Problem to work on:
Copy each line of the material below that includes the string "Government".

Entries:
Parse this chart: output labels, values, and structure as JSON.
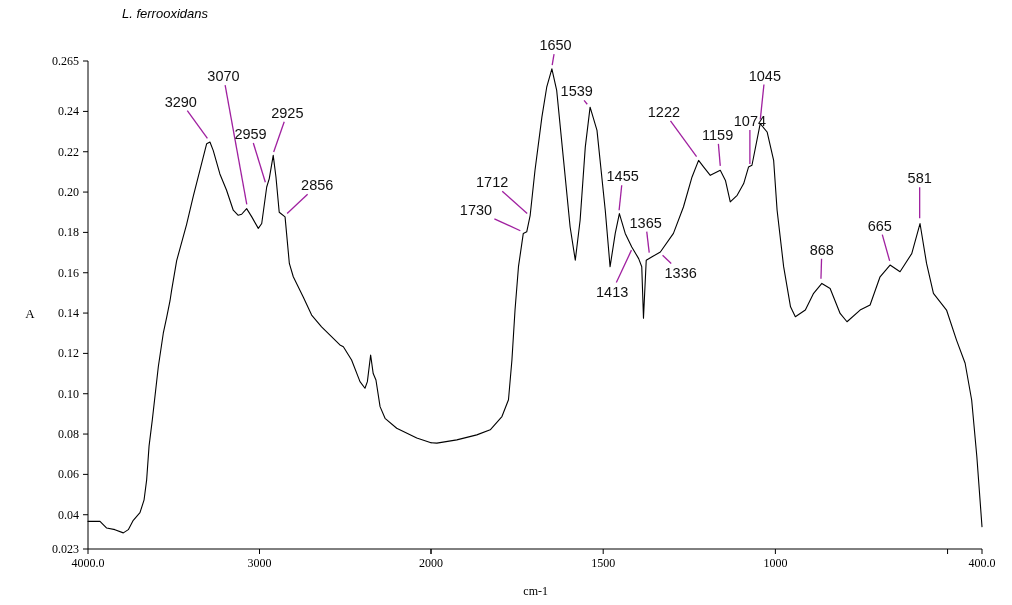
{
  "chart_data": [
    {
      "type": "line",
      "title": "L. ferrooxidans",
      "ylabel": "A",
      "xlim": [
        4000,
        2000
      ],
      "xticks": [
        {
          "value": 4000,
          "label": "4000.0"
        },
        3000,
        {
          "value": 2000,
          "label": null
        }
      ],
      "ylim": [
        0.023,
        0.265
      ],
      "yticks": [
        0.023,
        0.04,
        0.06,
        0.08,
        {
          "value": 0.1,
          "label": "0.10"
        },
        0.12,
        0.14,
        0.16,
        0.18,
        {
          "value": 0.2,
          "label": "0.20"
        },
        0.22,
        0.24,
        0.265
      ],
      "grid": false,
      "marker": "none",
      "line_style": "solid",
      "series": [
        {
          "color": "#000000",
          "x": [
            4000,
            3930,
            3891,
            3843,
            3794,
            3765,
            3736,
            3697,
            3673,
            3658,
            3644,
            3625,
            3590,
            3561,
            3541,
            3522,
            3513,
            3483,
            3425,
            3386,
            3347,
            3308,
            3289,
            3270,
            3231,
            3192,
            3153,
            3124,
            3104,
            3075,
            3045,
            3007,
            2987,
            2958,
            2943,
            2920,
            2904,
            2885,
            2851,
            2826,
            2803,
            2745,
            2696,
            2638,
            2589,
            2531,
            2511,
            2463,
            2414,
            2385,
            2371,
            2352,
            2337,
            2321,
            2297,
            2268,
            2200,
            2083,
            2000
          ],
          "values": [
            0.0367,
            0.0367,
            0.0334,
            0.0326,
            0.031,
            0.0326,
            0.0372,
            0.041,
            0.0474,
            0.0573,
            0.074,
            0.087,
            0.1134,
            0.13,
            0.138,
            0.146,
            0.151,
            0.166,
            0.184,
            0.198,
            0.211,
            0.224,
            0.2248,
            0.2207,
            0.209,
            0.2009,
            0.191,
            0.1885,
            0.189,
            0.1918,
            0.1877,
            0.182,
            0.1844,
            0.2025,
            0.2067,
            0.2182,
            0.2075,
            0.19,
            0.1877,
            0.1646,
            0.158,
            0.148,
            0.139,
            0.1332,
            0.1291,
            0.1242,
            0.1233,
            0.1167,
            0.106,
            0.1027,
            0.106,
            0.1192,
            0.11,
            0.1068,
            0.0936,
            0.0878,
            0.0829,
            0.078,
            0.0757
          ]
        }
      ],
      "annotations": [
        {
          "text": "3290",
          "x": 3290,
          "y": 0.225
        },
        {
          "text": "3070",
          "x": 3070,
          "y": 0.192
        },
        {
          "text": "2959",
          "x": 2959,
          "y": 0.203
        },
        {
          "text": "2925",
          "x": 2925,
          "y": 0.218
        },
        {
          "text": "2856",
          "x": 2856,
          "y": 0.188
        }
      ]
    },
    {
      "type": "line",
      "xlabel": "cm-1",
      "xlim": [
        2000,
        400
      ],
      "xticks": [
        2000,
        1500,
        1000,
        {
          "value": 500,
          "label": null
        },
        {
          "value": 400,
          "label": "400.0"
        }
      ],
      "ylim": [
        0.023,
        0.265
      ],
      "tick_labels": "x",
      "grid": false,
      "marker": "none",
      "line_style": "solid",
      "series": [
        {
          "color": "#000000",
          "x": [
            2000,
            1983,
            1925,
            1867,
            1828,
            1794,
            1775,
            1765,
            1756,
            1746,
            1732,
            1722,
            1712,
            1698,
            1678,
            1664,
            1649,
            1635,
            1615,
            1596,
            1581,
            1567,
            1552,
            1538,
            1518,
            1509,
            1494,
            1480,
            1465,
            1453,
            1436,
            1417,
            1397,
            1388,
            1383,
            1375,
            1358,
            1334,
            1296,
            1267,
            1242,
            1223,
            1208,
            1189,
            1160,
            1145,
            1131,
            1111,
            1092,
            1078,
            1068,
            1044,
            1024,
            1005,
            995,
            976,
            956,
            942,
            913,
            889,
            865,
            841,
            812,
            792,
            754,
            725,
            696,
            667,
            638,
            604,
            580,
            561,
            541,
            503,
            474,
            449,
            430,
            415,
            400
          ],
          "values": [
            0.0757,
            0.0755,
            0.0771,
            0.0796,
            0.0821,
            0.0887,
            0.097,
            0.1167,
            0.1415,
            0.163,
            0.1795,
            0.1803,
            0.1885,
            0.2108,
            0.2372,
            0.252,
            0.2611,
            0.2504,
            0.2157,
            0.1827,
            0.1662,
            0.186,
            0.2223,
            0.2421,
            0.2306,
            0.2157,
            0.191,
            0.163,
            0.1795,
            0.1893,
            0.1795,
            0.1728,
            0.167,
            0.163,
            0.1374,
            0.1662,
            0.1679,
            0.1703,
            0.1795,
            0.1926,
            0.2075,
            0.2157,
            0.2124,
            0.2083,
            0.2108,
            0.2058,
            0.1951,
            0.1984,
            0.2042,
            0.2124,
            0.2133,
            0.2339,
            0.2298,
            0.2157,
            0.191,
            0.163,
            0.1431,
            0.1382,
            0.1415,
            0.1498,
            0.1547,
            0.1522,
            0.1398,
            0.1357,
            0.1415,
            0.144,
            0.158,
            0.1638,
            0.1605,
            0.1695,
            0.1844,
            0.1646,
            0.1498,
            0.1415,
            0.1266,
            0.1151,
            0.0969,
            0.0689,
            0.034
          ]
        }
      ],
      "annotations": [
        {
          "text": "1730",
          "x": 1730,
          "y": 0.18
        },
        {
          "text": "1712",
          "x": 1712,
          "y": 0.188
        },
        {
          "text": "1650",
          "x": 1650,
          "y": 0.261
        },
        {
          "text": "1539",
          "x": 1539,
          "y": 0.242
        },
        {
          "text": "1455",
          "x": 1455,
          "y": 0.189
        },
        {
          "text": "1413",
          "x": 1413,
          "y": 0.173
        },
        {
          "text": "1365",
          "x": 1365,
          "y": 0.168
        },
        {
          "text": "1336",
          "x": 1336,
          "y": 0.17
        },
        {
          "text": "1222",
          "x": 1222,
          "y": 0.216
        },
        {
          "text": "1159",
          "x": 1159,
          "y": 0.211
        },
        {
          "text": "1074",
          "x": 1074,
          "y": 0.212
        },
        {
          "text": "1045",
          "x": 1045,
          "y": 0.234
        },
        {
          "text": "868",
          "x": 868,
          "y": 0.155
        },
        {
          "text": "665",
          "x": 665,
          "y": 0.164
        },
        {
          "text": "581",
          "x": 581,
          "y": 0.185
        }
      ]
    }
  ]
}
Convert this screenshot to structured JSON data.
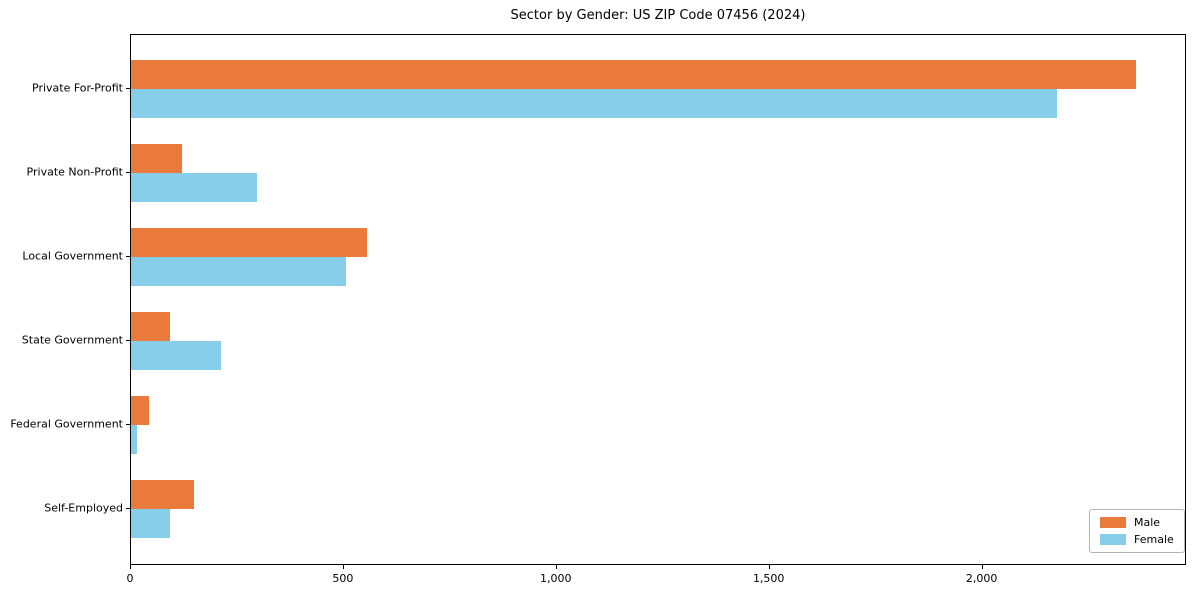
{
  "chart_data": {
    "type": "bar",
    "orientation": "horizontal",
    "title": "Sector by Gender: US ZIP Code 07456 (2024)",
    "categories": [
      "Private For-Profit",
      "Private Non-Profit",
      "Local Government",
      "State Government",
      "Federal Government",
      "Self-Employed"
    ],
    "series": [
      {
        "name": "Male",
        "color": "#e97a3c",
        "values": [
          2360,
          120,
          555,
          92,
          42,
          147
        ]
      },
      {
        "name": "Female",
        "color": "#87ceeb",
        "values": [
          2175,
          295,
          505,
          211,
          14,
          91
        ]
      }
    ],
    "xlim": [
      0,
      2480
    ],
    "xticks": [
      0,
      500,
      1000,
      1500,
      2000
    ],
    "xtick_labels": [
      "0",
      "500",
      "1,000",
      "1,500",
      "2,000"
    ],
    "ylabel": "",
    "xlabel": "",
    "grid": false,
    "legend": {
      "position": "lower right",
      "items": [
        "Male",
        "Female"
      ]
    },
    "background_color": "#ffffff",
    "spine_color": "#000000"
  }
}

Complete answer:
      "Local Government",
      "State Government",
      "Federal Government",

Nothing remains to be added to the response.